### Written problem
Using the entries that follow, count the lines containing the word "color" and give that number by itself.
--- Start Raw data ---
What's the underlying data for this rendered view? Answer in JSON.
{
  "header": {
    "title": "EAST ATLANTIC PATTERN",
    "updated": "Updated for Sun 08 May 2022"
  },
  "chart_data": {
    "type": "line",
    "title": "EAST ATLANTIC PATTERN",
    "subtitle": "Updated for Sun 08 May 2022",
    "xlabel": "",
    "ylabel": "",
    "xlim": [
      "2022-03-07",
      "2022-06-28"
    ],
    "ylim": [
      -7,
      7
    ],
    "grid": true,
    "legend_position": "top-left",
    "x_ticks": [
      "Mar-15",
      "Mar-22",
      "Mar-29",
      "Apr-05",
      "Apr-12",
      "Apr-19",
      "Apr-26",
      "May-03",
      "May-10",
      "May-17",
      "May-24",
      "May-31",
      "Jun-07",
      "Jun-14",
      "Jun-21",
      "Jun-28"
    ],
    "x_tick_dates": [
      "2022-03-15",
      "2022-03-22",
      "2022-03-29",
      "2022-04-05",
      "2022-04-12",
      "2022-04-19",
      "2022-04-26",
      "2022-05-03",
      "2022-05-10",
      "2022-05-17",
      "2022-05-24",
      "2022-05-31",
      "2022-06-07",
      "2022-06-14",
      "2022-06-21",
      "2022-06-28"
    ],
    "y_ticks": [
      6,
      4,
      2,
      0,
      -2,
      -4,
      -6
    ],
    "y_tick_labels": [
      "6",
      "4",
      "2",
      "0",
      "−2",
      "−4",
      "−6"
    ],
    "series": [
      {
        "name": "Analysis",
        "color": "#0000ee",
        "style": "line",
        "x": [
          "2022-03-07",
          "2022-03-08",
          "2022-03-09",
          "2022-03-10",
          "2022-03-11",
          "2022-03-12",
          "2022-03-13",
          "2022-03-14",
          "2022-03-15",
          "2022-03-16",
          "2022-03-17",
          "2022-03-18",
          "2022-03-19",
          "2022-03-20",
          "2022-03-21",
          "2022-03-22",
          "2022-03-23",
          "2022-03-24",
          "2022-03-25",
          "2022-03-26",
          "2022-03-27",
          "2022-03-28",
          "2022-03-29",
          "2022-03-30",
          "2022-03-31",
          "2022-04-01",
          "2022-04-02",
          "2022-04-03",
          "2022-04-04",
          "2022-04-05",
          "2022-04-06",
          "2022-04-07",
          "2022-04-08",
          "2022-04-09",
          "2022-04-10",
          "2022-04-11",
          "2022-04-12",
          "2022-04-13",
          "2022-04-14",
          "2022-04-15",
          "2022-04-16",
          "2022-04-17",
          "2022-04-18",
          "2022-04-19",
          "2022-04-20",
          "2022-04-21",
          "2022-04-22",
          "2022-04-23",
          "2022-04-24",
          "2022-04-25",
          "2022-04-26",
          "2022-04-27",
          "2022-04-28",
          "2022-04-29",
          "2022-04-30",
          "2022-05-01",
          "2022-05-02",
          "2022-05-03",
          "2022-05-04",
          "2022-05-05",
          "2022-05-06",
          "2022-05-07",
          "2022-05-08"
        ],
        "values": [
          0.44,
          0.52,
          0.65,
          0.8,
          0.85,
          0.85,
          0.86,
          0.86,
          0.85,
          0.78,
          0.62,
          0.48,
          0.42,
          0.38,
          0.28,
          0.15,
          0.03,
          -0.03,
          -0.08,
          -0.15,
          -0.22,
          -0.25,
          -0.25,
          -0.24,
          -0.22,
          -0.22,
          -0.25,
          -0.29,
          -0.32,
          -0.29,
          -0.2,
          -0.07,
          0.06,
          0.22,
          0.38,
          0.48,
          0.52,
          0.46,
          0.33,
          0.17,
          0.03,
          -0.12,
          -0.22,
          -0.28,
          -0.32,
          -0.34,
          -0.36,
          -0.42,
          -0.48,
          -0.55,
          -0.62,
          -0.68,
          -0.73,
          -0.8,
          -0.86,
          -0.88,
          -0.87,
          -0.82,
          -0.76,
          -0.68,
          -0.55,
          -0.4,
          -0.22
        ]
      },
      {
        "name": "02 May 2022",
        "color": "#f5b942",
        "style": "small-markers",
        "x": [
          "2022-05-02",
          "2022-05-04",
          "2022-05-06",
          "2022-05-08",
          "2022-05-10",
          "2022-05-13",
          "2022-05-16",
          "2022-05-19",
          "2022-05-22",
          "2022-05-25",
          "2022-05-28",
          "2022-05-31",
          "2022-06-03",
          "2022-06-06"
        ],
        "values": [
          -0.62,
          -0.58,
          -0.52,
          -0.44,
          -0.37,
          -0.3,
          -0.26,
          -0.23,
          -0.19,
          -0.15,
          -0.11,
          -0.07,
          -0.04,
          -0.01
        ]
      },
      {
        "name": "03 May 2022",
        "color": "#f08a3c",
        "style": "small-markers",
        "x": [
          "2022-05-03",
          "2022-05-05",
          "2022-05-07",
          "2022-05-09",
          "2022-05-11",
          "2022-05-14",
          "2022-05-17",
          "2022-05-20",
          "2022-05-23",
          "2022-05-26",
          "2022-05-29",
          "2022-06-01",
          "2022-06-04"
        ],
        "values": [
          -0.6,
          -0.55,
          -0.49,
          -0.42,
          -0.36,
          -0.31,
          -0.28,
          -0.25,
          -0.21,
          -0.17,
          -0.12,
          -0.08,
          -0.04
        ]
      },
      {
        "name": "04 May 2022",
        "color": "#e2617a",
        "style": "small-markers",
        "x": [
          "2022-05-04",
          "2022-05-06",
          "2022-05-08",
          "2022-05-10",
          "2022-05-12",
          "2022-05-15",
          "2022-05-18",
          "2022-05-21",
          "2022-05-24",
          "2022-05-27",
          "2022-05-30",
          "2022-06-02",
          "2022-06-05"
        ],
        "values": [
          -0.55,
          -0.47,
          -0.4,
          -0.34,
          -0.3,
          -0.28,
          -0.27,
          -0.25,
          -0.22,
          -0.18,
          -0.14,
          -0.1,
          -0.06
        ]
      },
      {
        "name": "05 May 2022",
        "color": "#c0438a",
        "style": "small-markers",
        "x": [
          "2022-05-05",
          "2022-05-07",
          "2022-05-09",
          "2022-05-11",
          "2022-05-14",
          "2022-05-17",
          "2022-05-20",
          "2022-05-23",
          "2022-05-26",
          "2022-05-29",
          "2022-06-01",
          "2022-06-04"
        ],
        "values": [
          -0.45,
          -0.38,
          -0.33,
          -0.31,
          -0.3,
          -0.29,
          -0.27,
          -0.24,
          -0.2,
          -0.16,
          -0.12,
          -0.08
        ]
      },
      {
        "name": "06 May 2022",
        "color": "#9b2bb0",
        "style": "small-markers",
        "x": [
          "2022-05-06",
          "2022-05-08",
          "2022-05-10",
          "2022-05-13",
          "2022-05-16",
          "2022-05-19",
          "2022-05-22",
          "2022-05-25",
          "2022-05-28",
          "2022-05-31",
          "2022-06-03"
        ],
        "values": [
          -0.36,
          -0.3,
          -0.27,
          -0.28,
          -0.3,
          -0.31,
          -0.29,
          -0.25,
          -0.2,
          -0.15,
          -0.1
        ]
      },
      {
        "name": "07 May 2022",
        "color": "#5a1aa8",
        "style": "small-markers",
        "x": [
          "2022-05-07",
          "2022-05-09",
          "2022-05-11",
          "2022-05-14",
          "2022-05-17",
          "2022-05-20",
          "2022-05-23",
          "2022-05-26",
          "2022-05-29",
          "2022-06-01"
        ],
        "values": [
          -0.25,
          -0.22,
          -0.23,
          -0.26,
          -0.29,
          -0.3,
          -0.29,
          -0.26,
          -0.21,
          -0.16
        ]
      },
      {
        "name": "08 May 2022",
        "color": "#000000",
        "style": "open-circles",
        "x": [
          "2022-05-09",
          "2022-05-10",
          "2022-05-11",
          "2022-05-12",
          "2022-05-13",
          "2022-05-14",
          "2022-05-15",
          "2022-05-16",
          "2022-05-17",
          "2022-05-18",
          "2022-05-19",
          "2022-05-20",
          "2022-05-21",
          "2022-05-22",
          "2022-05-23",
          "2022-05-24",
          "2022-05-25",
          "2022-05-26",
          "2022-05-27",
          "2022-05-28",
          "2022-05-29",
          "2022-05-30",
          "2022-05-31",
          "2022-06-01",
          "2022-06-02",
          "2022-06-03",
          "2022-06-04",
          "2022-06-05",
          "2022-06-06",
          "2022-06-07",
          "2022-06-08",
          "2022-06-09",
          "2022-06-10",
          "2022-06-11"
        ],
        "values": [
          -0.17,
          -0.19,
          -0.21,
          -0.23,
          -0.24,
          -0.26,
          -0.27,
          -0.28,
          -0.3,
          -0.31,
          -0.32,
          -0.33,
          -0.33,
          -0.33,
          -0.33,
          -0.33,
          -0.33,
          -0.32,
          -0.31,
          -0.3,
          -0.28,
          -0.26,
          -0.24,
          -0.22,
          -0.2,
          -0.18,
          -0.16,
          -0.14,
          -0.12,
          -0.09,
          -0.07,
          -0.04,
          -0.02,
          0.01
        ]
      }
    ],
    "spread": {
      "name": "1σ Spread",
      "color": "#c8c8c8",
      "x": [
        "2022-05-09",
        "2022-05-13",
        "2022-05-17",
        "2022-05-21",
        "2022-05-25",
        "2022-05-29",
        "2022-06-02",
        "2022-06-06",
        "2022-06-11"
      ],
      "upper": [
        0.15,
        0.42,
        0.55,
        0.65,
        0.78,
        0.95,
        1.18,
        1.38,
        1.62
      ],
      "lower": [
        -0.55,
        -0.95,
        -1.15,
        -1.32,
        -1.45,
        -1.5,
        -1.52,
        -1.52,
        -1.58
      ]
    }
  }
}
--- End Raw data ---
### Worked solution
9